### Document
Highlights

Differentiable Tensors based on NumPy Arrays.

Highlights

Write differentiable code with Tensors based on NumPy arrays
Forward Mode Automatic Differentiation (AD) using Hyper-Dual Tensors, up to second order derivatives
Efficient evaluation of batches by elementwise-operating trailing axes
Essential vector/tensor Hyper-Dual number math, including limited support for einsum (restricted to max. four operands)
Math is limited but similar to NumPy, try to use import tensortrax.math as tm instead of import numpy as np inside functions to be differentiated
Create functions in terms of Hyper-Dual Tensors
Evaluate the function, the gradient (jacobian) and the hessian of scalar-valued functions or functionals on given input arrays
Straight-forward definition of custom functions in variational-calculus notation
Stable gradient and hessian of eigenvalues obtained from eigvalsh in case of repeated equal eigenvalues

Note

Please keep in mind that tensortrax is not imitating a 100% full-featured NumPy, e.g. like Autograd [1]. No arbitrary-order gradients or gradients-of-gradients are supported. The capability is limited to first- and second order gradients of a given function. Also, tensortrax provides no support for dtype=complex and out-keywords are not supported.

Motivation

Gradient and hessian evaluations of functions or functionals based on tensor-valued input arguments are a fundamental repetitive and (error-prone) task in constitutive hyperelastic material formulations used in continuum mechanics of solid bodies. In the worst case, conceptual ideas are impossible to pursue because the required tensorial derivatives are not readily achievable. The Hyper-Dual number approach enables a generalized and systematic way to overcome this deficiency [2]. Compared to existing Hyper-Dual Number libaries ([3], [4]) which introduce a new (hyper-) dual dtype (treated as dtype=object in NumPy), tensortrax relies on its own Tensor class. This approach involves a re-definition of all essential math operations (and NumPy-functions), whereas the dtype-approach supports most basic math operations out of the box. However, in tensortrax NumPy and all its underlying linear algebra functions operate on default data types (e.g. dtype=float). This allows to support functions like np.einsum(). Beside the differences concerning the underlying dtype, tensortrax is formulated on easy-to-understand (tensorial) calculus of variation. Hence, gradient- and hessian-vector products are evaluated with very little overhead compared to analytic formulations.

### Given problem 1
In the rows, take the part that opens with the line containing "x-axis-ticks: Jan 2019" and closes with the line containing "Annotate this image: element", and give it again with "chart-title" switched to "plot-title", leaving everything else unchanged.

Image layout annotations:
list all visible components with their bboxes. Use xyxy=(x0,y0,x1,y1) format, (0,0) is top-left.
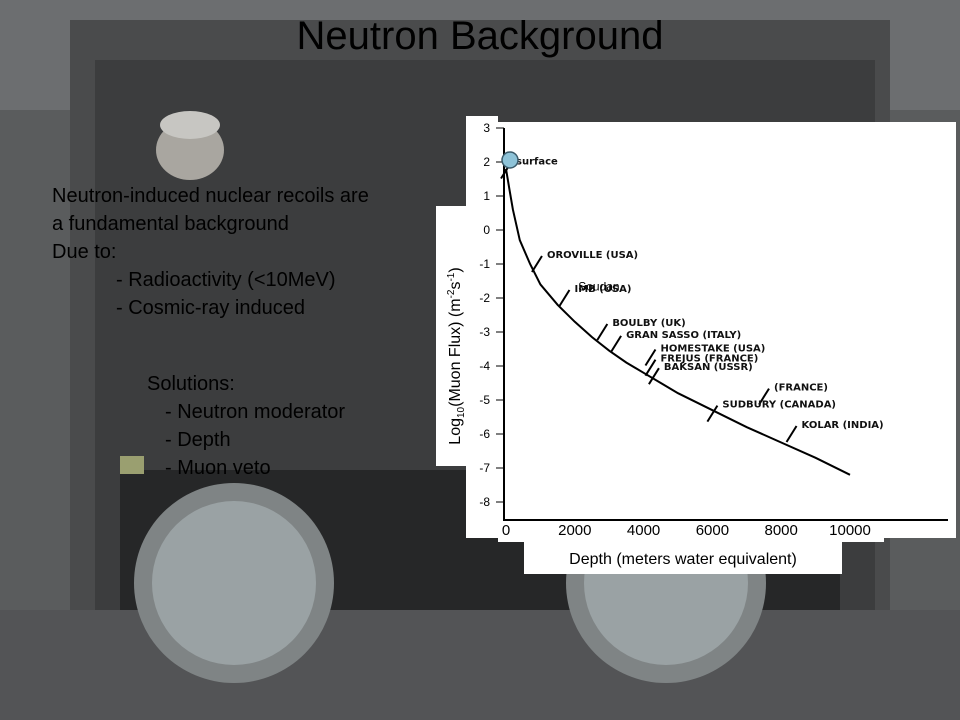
y-label-pre: Log xyxy=(447,418,464,445)
x-tick-group: 0 2000 4000 6000 8000 10000 xyxy=(502,522,871,539)
site-label: (FRANCE) xyxy=(774,383,828,394)
flux-curve xyxy=(505,168,851,476)
site-mark xyxy=(531,255,543,273)
x-label-panel xyxy=(524,542,842,574)
y-tick-label: -3 xyxy=(479,325,490,339)
bullet-line: a fundamental background xyxy=(52,213,289,235)
slide-title: Neutron Background xyxy=(296,14,664,58)
site-mark xyxy=(596,323,609,341)
y-tick-label: 3 xyxy=(483,121,490,135)
site-mark xyxy=(644,359,657,377)
solutions-heading: Solutions: xyxy=(147,373,235,395)
site-label: surface xyxy=(516,157,558,168)
plot-panel xyxy=(498,122,956,538)
x-axis-label: Depth (meters water equivalent) xyxy=(569,551,797,568)
site-label: BAKSAN (USSR) xyxy=(664,362,753,373)
bullet-line: - Cosmic-ray induced xyxy=(116,297,305,319)
y-tick-label: 2 xyxy=(483,155,490,169)
y-label-panel xyxy=(436,206,466,466)
site-label: FREJUS (FRANCE) xyxy=(660,354,758,365)
y-tick-label: -8 xyxy=(479,495,490,509)
y-label-mid: (Muon Flux) (m xyxy=(447,298,464,406)
y-label-post: ) xyxy=(447,267,464,272)
x-tick-label: 0 xyxy=(502,522,510,539)
soudan-marker xyxy=(501,151,519,169)
site-label: KOLAR (INDIA) xyxy=(802,420,884,431)
site-label: OROVILLE (USA) xyxy=(547,250,638,261)
bullet-line: - Radioactivity (<10MeV) xyxy=(116,269,336,291)
solution-item: - Neutron moderator xyxy=(165,401,346,423)
site-mark xyxy=(706,405,719,423)
y-tick-panel xyxy=(466,116,498,538)
site-label: GRAN SASSO (ITALY) xyxy=(626,330,741,341)
y-label-sub: 10 xyxy=(456,406,467,418)
y-tick-label: -1 xyxy=(479,257,490,271)
solutions-list: Solutions: - Neutron moderator - Depth -… xyxy=(147,370,407,482)
y-tick-label: 1 xyxy=(483,189,490,203)
y-label-sup2: -1 xyxy=(446,272,457,281)
site-mark xyxy=(610,335,622,353)
y-tick-label: -4 xyxy=(479,359,490,373)
y-label-sup1: -2 xyxy=(446,289,457,298)
site-mark xyxy=(644,348,657,367)
x-tick-label: 2000 xyxy=(558,522,591,539)
site-mark xyxy=(648,367,660,385)
y-label-mid2: s xyxy=(447,282,464,290)
site-marks-group: surface OROVILLE (USA) IMB (USA) BOULBY (UK… xyxy=(500,157,884,443)
site-label: BOULBY (UK) xyxy=(612,318,685,329)
y-tick-label: -6 xyxy=(479,427,490,441)
y-axis-label: Log10(Muon Flux) (m-2s-1) xyxy=(446,267,467,444)
site-mark xyxy=(785,425,798,443)
bullet-line: Due to: xyxy=(52,241,117,263)
site-mark xyxy=(758,388,770,406)
soudan-label: Soudan xyxy=(578,280,619,294)
flux-curve-group xyxy=(505,168,851,476)
solution-item: - Muon veto xyxy=(165,457,271,479)
site-mark xyxy=(558,289,571,307)
y-tick-label: -2 xyxy=(479,291,490,305)
x-tick-label: 4000 xyxy=(627,522,660,539)
y-tick-label: -5 xyxy=(479,393,490,407)
bullet-line: Neutron-induced nuclear recoils are xyxy=(52,185,369,207)
site-label: SUDBURY (CANADA) xyxy=(722,400,836,411)
bullet-list: Neutron-induced nuclear recoils are a fu… xyxy=(52,182,442,322)
site-label: IMB (USA) xyxy=(574,284,631,295)
y-tick-label: -7 xyxy=(479,461,490,475)
x-tick-label: 6000 xyxy=(696,522,729,539)
site-label: HOMESTAKE (USA) xyxy=(660,344,765,355)
solution-item: - Depth xyxy=(165,429,231,451)
x-tick-label: 8000 xyxy=(765,522,798,539)
x-tick-label: 10000 xyxy=(829,522,871,539)
y-tick-label: 0 xyxy=(483,223,490,237)
axis-lines xyxy=(503,128,948,521)
y-tick-group: 3 2 1 0 -1 -2 -3 -4 -5 -6 -7 -8 xyxy=(479,121,504,509)
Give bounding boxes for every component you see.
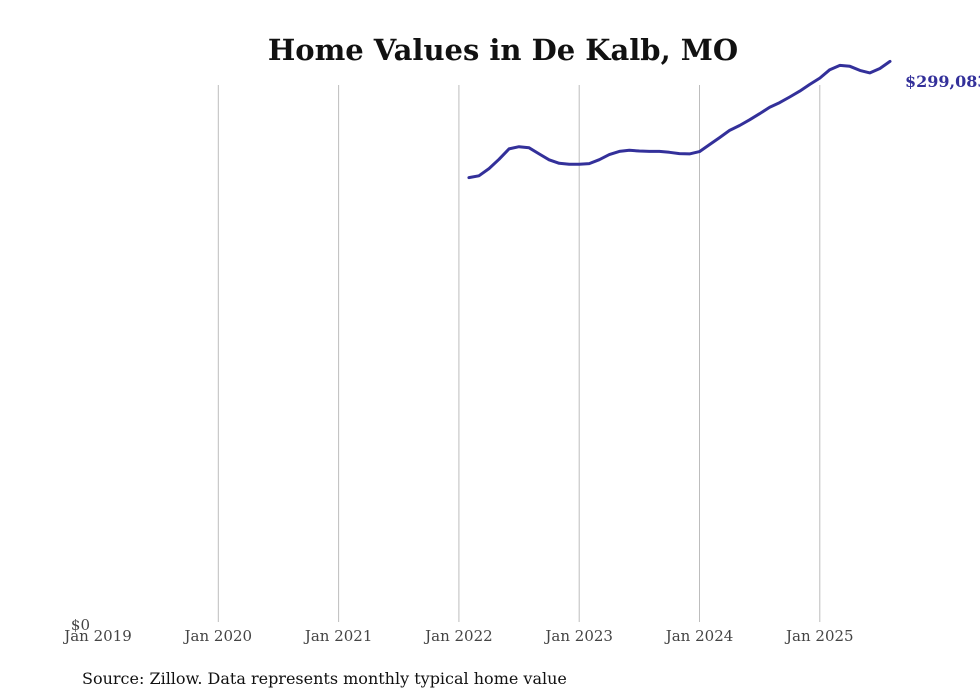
x-axis-ticks: Jan 2019 Jan 2020 Jan 2021 Jan 2022 Jan 2023… xyxy=(62,627,853,645)
series-line xyxy=(467,59,892,180)
x-tick-label-6: Jan 2025 xyxy=(784,627,854,645)
end-value-label: $299,083 xyxy=(905,72,980,91)
x-tick-label-2: Jan 2021 xyxy=(303,627,373,645)
x-tick-label-3: Jan 2022 xyxy=(423,627,493,645)
y-tick-label-0: $0 xyxy=(71,616,90,634)
x-tick-label-5: Jan 2024 xyxy=(664,627,734,645)
source-note: Source: Zillow. Data represents monthly … xyxy=(82,669,567,688)
x-tick-label-1: Jan 2020 xyxy=(183,627,253,645)
chart-title: Home Values in De Kalb, MO xyxy=(268,33,738,67)
x-tick-label-4: Jan 2023 xyxy=(543,627,613,645)
gridlines xyxy=(217,85,821,622)
x-tick-label-0: Jan 2019 xyxy=(62,627,132,645)
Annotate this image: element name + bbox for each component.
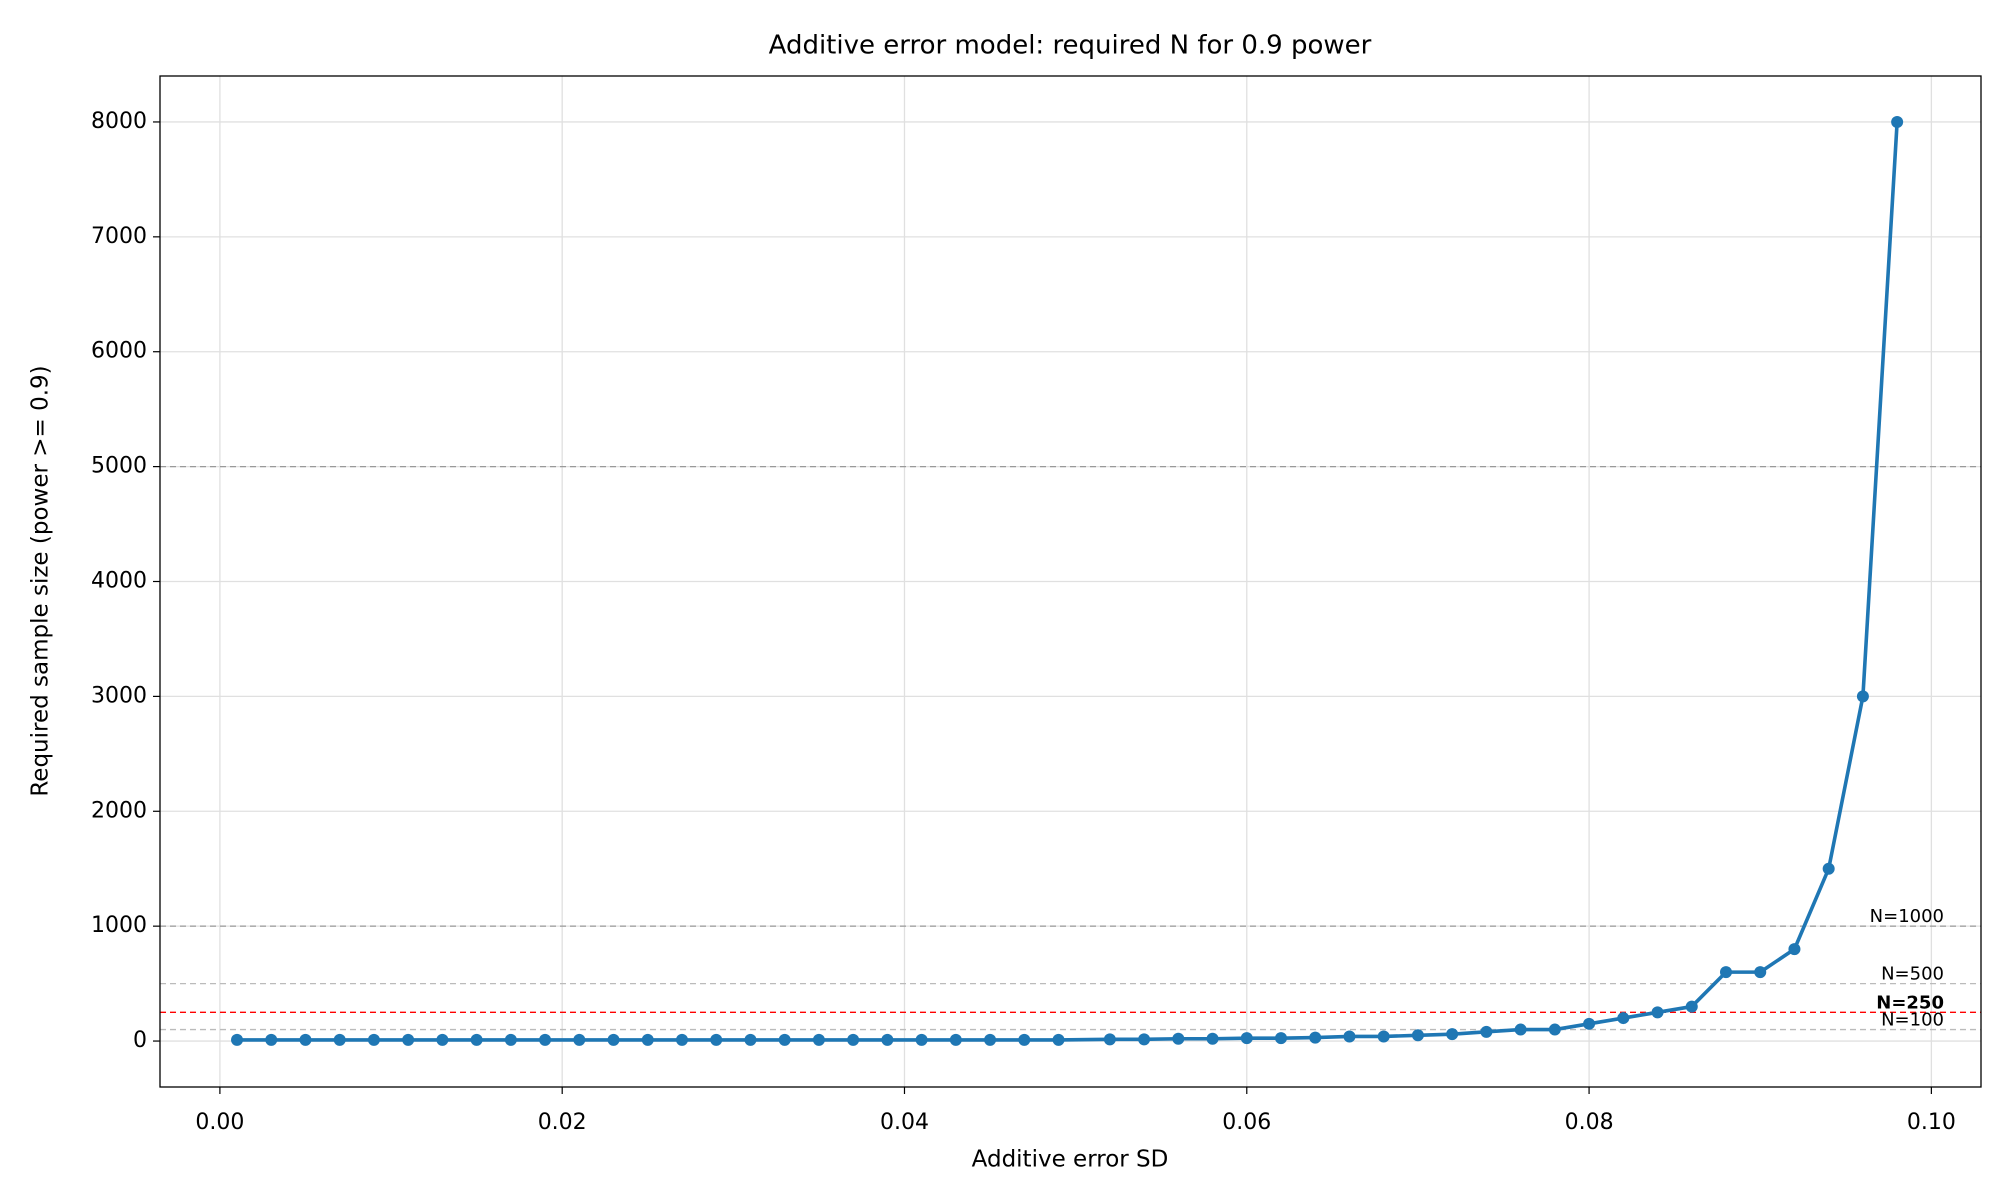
data-point <box>881 1033 894 1046</box>
y-tick-label: 4000 <box>91 569 147 594</box>
y-tick-label: 3000 <box>91 683 147 708</box>
data-point <box>1138 1033 1151 1046</box>
x-tick-label: 0.10 <box>1907 1110 1956 1135</box>
data-point <box>1052 1033 1065 1046</box>
data-point <box>1206 1032 1219 1045</box>
data-point <box>504 1033 517 1046</box>
data-point <box>1617 1012 1630 1025</box>
data-point <box>470 1033 483 1046</box>
data-point <box>1240 1032 1253 1045</box>
data-point <box>1172 1032 1185 1045</box>
data-point <box>1018 1033 1031 1046</box>
data-point <box>1309 1031 1322 1044</box>
data-point <box>1103 1033 1116 1046</box>
x-tick-label: 0.08 <box>1565 1110 1614 1135</box>
data-point <box>1891 115 1904 128</box>
data-point <box>1275 1032 1288 1045</box>
data-point <box>607 1033 620 1046</box>
data-point <box>333 1033 346 1046</box>
data-point <box>778 1033 791 1046</box>
x-tick-label: 0.06 <box>1222 1110 1271 1135</box>
y-tick-label: 0 <box>133 1028 147 1053</box>
data-point <box>710 1033 723 1046</box>
chart-title: Additive error model: required N for 0.9… <box>769 31 1372 61</box>
x-axis-label: Additive error SD <box>972 1147 1169 1173</box>
data-point <box>539 1033 552 1046</box>
data-point <box>436 1033 449 1046</box>
data-point <box>1719 966 1732 979</box>
y-tick-label: 7000 <box>91 224 147 249</box>
data-point <box>1583 1017 1596 1030</box>
reference-label: N=250 <box>1876 992 1944 1013</box>
data-point <box>1480 1025 1493 1038</box>
plot-frame <box>159 75 1982 1088</box>
data-point <box>1377 1030 1390 1043</box>
reference-label: N=1000 <box>1870 906 1944 927</box>
y-axis-label: Required sample size (power >= 0.9) <box>28 365 54 796</box>
data-point <box>1343 1030 1356 1043</box>
data-point <box>949 1033 962 1046</box>
data-point <box>984 1033 997 1046</box>
data-point <box>744 1033 757 1046</box>
y-tick-label: 8000 <box>91 109 147 134</box>
x-tick-label: 0.04 <box>880 1110 929 1135</box>
data-point <box>915 1033 928 1046</box>
data-point <box>1822 862 1835 875</box>
y-tick-label: 2000 <box>91 798 147 823</box>
data-point <box>1548 1023 1561 1036</box>
x-tick-label: 0.00 <box>195 1110 244 1135</box>
data-point <box>231 1033 244 1046</box>
reference-label: N=500 <box>1881 964 1944 985</box>
data-point <box>1651 1006 1664 1019</box>
data-point <box>299 1033 312 1046</box>
y-tick-label: 5000 <box>91 454 147 479</box>
data-point <box>1754 966 1767 979</box>
data-point <box>1514 1023 1527 1036</box>
data-point <box>641 1033 654 1046</box>
data-point <box>367 1033 380 1046</box>
data-point <box>573 1033 586 1046</box>
y-tick-label: 6000 <box>91 339 147 364</box>
data-point <box>265 1033 278 1046</box>
data-point <box>1856 690 1869 703</box>
data-point <box>675 1033 688 1046</box>
x-tick-label: 0.02 <box>538 1110 587 1135</box>
reference-label: N=100 <box>1881 1010 1944 1031</box>
data-point <box>1446 1028 1459 1041</box>
data-point <box>1685 1000 1698 1013</box>
data-point <box>812 1033 825 1046</box>
data-point <box>402 1033 415 1046</box>
y-tick-label: 1000 <box>91 913 147 938</box>
data-point <box>1788 943 1801 956</box>
data-point <box>1411 1029 1424 1042</box>
data-point <box>847 1033 860 1046</box>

### Given problem 2
Resume the text on tensortrax immediately after its final sentence.

### Exercise output 1
x-axis-ticks: Jan 2019 Jan 2020 Jan 2021 Jan 2022 Jan 2023… xyxy=(62,627,853,645)
series-line xyxy=(467,59,892,180)
x-tick-label-6: Jan 2025 xyxy=(784,627,854,645)
end-value-label: $299,083 xyxy=(905,72,980,91)
x-tick-label-2: Jan 2021 xyxy=(303,627,373,645)
x-tick-label-3: Jan 2022 xyxy=(423,627,493,645)
y-tick-label-0: $0 xyxy=(71,616,90,634)
x-tick-label-5: Jan 2024 xyxy=(664,627,734,645)
source-note: Source: Zillow. Data represents monthly … xyxy=(82,669,567,688)
x-tick-label-1: Jan 2020 xyxy=(183,627,253,645)
plot-title: Home Values in De Kalb, MO xyxy=(268,33,738,67)
x-tick-label-4: Jan 2023 xyxy=(543,627,613,645)
gridlines xyxy=(217,85,821,622)
x-tick-label-0: Jan 2019 xyxy=(62,627,132,645)
Annotate this image: element name + bbox for each component.

### Exercise output 2
Installation

Install tensortrax from PyPI, the Python Package Index.

pip install tensortrax[all]

tensortrax has minimal requirements, all available at PyPI.

joblib for threaded function, gradient, hessian and jacobian evaluations
numpy for array operations

To install optional dependencies as well, add [all] to the install command: pip install tensortrax[all].

scipy for extended math-support

Usage

Let's define a scalar-valued function which operates on a tensor. The math module tensortrax.math provides some essential NumPy-like functions including linear algebra.

import tensortrax as tr
import tensortrax.math as tm


def fun(F, mu=1):
    C = F.T @ F
    I1 = tm.trace(C)
    J = tm.linalg.det(F)
    return mu / 2 * (J ** (-2 / 3) * I1 - 3)

The Hessian of the scalar-valued function w.r.t. the chosen function argument (here, wrt=0 or wrt="F") is evaluated by variational calculus (Forward Mode AD implemented as Hyper-Dual Tensors). The function is called once for each component of the hessian (symmetry is taken care of). The function and the gradient are evaluated with no additional computational cost. Optionally, the function, gradient and Hessian calls are executed in parallel (threaded).

import numpy as np

# some random input data
np.random.seed(125161)
F = (np.eye(3) + np.random.rand(50, 8, 3, 3) / 10).T

# W = tr.function(fun, wrt=0, ntrax=2)(F)
# dWdF = tr.gradient(fun, wrt=0, ntrax=2)(F)
# d2WdF2, dWdF, W = tr.hessian(fun, wrt="F", ntrax=2, full_output=True)(F=F)
d2WdF2 = tr.hessian(fun, wrt="F", ntrax=2, parallel=False)(F=F)

Another possibility is to define and operate on Tensors manually. This enables more flexible coding, which wouldn't be possible with the builtin functions. The Hu-Washizu Three-Field-Variational principle for nearly incompressible hyperelastic solids [5] is used here to obtain mixed partial derivatives. Some random input arrays are generated and a Tensor is created for each variable. After performing some math, the hessian of the resulting tensor object is extracted.

# some random input data
n = 10
x = (np.eye(3) + np.random.rand(n, 3, 3) / 10).T
y = np.random.rand(n)
z = np.random.rand(n) / 10 + 1

# create tensors
F = tr.Tensor(x, ntrax=1)
p = tr.Tensor(y, ntrax=1)
J = tr.Tensor(z, ntrax=1)


def neo_hooke(F, mu=1):
    "Strain energy function of the Neo-Hookean material formulation."
    C = F.T @ F
    I3 = tm.linalg.det(C)
    return mu * (I3 ** (-1 / 3) * tm.trace(C) - 3) / 2


def volumetric(J, bulk=20):
    "Volumetric strain energy function."
    return bulk * (J - 1) ** 2 / 2


def W(F, p, J):
    "Hu-Washizu (u, p, J) - Three-Field-Variation."
    detF = tm.linalg.det(F)
    return neo_hooke(F) + volumetric(J) + p * (detF - J)


# init Tensors to be used with second partial derivatives
F.init(hessian=True, δx=False, Δx=False)
p.init(hessian=True, δx=True, Δx=False)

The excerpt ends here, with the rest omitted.